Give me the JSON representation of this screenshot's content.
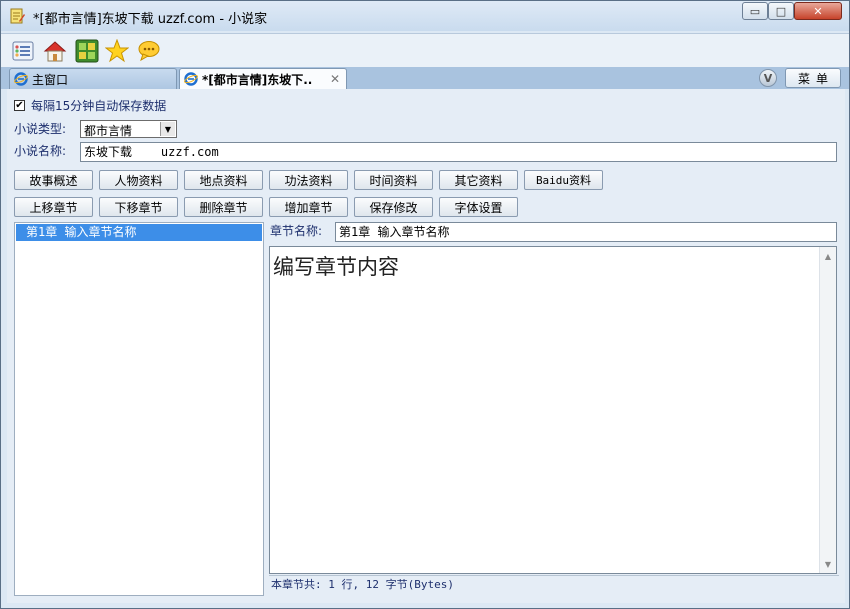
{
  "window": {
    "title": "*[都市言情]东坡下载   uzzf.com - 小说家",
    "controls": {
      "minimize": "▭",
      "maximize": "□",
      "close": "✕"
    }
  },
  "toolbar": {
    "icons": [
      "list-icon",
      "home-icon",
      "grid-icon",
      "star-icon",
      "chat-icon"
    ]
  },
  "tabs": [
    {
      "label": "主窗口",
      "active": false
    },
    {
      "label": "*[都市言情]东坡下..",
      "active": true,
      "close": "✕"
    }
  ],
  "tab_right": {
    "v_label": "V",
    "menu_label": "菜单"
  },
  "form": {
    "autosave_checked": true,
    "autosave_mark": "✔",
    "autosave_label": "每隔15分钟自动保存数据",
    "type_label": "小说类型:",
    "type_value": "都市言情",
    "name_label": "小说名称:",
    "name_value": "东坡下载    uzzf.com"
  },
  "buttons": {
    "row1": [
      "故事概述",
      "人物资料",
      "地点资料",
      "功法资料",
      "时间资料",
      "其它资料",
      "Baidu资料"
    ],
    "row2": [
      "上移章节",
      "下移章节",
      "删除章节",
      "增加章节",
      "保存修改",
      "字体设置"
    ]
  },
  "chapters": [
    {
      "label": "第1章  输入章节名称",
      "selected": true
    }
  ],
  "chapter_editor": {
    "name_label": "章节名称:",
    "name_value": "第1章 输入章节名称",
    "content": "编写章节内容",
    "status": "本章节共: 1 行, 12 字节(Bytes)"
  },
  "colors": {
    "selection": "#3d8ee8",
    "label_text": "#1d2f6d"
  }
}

▬▬▬▬▬▬

→ Exercise requirements: Extract each line from the listing that holds the word "content".

→ The answer:
Give me the JSON representation of this screenshot's content.
    "content": "编写章节内容",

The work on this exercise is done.